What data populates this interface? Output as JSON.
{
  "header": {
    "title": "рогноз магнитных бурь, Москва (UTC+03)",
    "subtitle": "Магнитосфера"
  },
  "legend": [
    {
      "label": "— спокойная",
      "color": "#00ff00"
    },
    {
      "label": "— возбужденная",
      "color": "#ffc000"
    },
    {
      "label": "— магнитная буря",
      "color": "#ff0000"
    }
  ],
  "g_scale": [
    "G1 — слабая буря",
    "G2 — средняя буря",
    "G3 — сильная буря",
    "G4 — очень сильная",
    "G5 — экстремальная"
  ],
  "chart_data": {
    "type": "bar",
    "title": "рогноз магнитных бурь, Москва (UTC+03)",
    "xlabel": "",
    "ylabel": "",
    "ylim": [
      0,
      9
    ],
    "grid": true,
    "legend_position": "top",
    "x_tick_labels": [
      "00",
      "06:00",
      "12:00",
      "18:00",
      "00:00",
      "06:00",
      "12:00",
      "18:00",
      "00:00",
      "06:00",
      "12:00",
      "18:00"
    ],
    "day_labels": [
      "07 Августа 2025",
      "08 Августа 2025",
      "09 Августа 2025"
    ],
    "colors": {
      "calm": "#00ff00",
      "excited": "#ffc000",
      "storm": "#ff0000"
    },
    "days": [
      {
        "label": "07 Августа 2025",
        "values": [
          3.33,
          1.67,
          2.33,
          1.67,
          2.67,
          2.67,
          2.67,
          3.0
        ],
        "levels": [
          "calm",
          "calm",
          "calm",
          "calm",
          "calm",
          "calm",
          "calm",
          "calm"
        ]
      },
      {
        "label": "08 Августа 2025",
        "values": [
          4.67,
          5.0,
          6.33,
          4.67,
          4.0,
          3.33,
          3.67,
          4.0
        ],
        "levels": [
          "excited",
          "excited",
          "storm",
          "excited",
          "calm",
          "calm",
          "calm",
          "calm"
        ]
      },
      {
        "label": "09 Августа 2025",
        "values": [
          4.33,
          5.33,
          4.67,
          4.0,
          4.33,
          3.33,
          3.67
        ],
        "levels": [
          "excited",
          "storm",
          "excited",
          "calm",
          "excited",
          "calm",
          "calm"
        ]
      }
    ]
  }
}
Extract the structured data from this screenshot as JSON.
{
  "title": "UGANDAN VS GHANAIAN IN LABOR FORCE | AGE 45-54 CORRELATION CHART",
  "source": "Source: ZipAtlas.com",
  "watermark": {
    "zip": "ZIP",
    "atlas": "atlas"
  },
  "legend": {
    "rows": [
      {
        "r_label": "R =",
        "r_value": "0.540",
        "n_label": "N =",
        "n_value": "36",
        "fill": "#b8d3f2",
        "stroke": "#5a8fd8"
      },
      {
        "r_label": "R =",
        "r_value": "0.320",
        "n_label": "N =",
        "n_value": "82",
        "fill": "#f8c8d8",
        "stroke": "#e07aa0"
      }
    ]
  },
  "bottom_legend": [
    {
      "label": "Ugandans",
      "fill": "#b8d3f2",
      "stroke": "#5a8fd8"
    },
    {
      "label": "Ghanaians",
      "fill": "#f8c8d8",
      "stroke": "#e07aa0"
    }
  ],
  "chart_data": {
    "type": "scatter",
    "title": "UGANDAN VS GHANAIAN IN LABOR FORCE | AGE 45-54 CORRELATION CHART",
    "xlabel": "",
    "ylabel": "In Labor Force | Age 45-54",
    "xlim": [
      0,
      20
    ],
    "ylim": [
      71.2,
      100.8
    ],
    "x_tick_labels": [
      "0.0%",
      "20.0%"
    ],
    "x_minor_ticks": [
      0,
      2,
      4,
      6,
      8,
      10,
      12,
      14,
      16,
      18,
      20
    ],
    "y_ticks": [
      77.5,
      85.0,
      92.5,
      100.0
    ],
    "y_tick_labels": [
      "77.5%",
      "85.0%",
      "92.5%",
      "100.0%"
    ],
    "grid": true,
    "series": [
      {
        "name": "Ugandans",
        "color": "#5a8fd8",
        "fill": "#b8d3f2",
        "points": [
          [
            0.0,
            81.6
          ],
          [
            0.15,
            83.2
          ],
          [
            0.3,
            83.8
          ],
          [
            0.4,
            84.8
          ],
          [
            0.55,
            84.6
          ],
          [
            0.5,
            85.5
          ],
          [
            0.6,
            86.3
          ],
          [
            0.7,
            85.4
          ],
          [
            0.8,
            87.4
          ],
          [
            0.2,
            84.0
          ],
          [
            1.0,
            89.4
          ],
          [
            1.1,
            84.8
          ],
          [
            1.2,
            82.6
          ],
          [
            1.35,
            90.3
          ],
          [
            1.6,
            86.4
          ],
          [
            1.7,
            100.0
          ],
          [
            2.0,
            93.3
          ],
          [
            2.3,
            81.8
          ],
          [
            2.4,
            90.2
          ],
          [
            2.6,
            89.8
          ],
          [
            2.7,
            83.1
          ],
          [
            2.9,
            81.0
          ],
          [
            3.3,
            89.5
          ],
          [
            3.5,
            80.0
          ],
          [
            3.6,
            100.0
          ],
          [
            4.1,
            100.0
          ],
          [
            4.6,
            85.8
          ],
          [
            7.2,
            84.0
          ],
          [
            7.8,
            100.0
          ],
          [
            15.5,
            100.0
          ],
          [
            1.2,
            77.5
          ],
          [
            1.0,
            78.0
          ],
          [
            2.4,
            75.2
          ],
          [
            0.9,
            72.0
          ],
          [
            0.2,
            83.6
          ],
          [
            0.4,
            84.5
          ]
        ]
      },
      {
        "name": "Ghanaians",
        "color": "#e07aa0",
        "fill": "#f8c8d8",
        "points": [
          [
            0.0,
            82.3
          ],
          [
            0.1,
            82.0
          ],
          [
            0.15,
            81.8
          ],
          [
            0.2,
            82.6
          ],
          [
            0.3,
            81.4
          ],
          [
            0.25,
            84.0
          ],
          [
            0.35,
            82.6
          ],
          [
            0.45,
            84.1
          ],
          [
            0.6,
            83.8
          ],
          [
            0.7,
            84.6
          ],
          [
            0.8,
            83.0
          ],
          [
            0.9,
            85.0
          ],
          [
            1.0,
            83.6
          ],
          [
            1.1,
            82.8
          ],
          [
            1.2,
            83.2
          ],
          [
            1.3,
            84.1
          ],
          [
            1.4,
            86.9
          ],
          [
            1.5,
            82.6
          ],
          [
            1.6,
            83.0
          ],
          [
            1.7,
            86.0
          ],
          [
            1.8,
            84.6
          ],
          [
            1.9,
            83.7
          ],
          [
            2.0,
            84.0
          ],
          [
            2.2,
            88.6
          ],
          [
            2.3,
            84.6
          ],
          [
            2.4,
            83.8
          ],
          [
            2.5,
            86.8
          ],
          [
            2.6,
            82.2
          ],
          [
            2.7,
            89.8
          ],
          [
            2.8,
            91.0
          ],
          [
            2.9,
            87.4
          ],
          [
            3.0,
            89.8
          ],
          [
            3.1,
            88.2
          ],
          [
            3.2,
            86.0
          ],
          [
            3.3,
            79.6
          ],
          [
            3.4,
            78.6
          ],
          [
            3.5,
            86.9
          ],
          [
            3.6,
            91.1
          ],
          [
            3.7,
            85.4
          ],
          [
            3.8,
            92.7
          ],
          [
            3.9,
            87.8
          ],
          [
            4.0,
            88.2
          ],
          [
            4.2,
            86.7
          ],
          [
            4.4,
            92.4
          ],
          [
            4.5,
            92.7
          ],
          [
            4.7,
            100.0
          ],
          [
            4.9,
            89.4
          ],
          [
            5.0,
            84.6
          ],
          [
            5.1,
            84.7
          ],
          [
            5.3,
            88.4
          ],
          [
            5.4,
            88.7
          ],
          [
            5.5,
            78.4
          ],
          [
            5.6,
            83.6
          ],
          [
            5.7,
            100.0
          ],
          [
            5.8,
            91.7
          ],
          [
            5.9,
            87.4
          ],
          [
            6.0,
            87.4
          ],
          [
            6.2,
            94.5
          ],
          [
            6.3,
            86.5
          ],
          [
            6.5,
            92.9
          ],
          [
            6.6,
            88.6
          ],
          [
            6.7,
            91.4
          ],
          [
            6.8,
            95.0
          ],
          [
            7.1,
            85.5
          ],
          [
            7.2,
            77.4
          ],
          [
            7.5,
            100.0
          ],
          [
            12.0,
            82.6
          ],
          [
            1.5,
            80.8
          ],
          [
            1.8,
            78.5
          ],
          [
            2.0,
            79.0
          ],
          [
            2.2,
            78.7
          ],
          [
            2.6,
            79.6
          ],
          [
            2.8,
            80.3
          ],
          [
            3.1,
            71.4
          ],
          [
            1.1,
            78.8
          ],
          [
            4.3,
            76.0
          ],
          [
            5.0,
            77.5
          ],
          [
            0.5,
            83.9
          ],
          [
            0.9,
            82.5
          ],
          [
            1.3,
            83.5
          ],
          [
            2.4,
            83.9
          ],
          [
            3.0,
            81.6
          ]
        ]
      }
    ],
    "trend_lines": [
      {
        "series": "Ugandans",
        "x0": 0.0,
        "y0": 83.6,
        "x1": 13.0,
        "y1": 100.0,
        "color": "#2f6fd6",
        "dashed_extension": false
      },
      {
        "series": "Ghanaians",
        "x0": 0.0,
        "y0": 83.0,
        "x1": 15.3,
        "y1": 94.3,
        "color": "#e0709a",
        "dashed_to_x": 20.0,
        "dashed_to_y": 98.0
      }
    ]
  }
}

========================================

• [Task objective]:
In the entries above, find each line with the word "this" and copy it.

• [Task response]:
What data populates this interface? Output as JSON.
Extract the structured data from this screenshot as JSON.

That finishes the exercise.